> **JOB**
Answer with one number only: the number of lines that include the word "mrsmajor".

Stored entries

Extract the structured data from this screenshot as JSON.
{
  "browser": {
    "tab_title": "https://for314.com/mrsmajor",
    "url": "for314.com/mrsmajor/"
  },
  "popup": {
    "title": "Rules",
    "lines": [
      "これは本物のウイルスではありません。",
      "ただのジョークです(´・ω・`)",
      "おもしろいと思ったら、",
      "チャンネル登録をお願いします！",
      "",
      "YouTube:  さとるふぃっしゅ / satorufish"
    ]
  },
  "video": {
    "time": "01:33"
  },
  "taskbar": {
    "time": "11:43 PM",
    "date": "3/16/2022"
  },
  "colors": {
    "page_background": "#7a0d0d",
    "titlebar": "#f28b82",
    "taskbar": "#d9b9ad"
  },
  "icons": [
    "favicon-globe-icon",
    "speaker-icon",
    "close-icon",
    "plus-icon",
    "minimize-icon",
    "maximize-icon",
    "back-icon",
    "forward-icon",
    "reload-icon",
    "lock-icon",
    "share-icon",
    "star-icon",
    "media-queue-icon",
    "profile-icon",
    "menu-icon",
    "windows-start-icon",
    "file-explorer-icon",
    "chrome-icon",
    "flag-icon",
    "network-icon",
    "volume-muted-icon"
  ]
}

> **FINISHED ANSWER**
2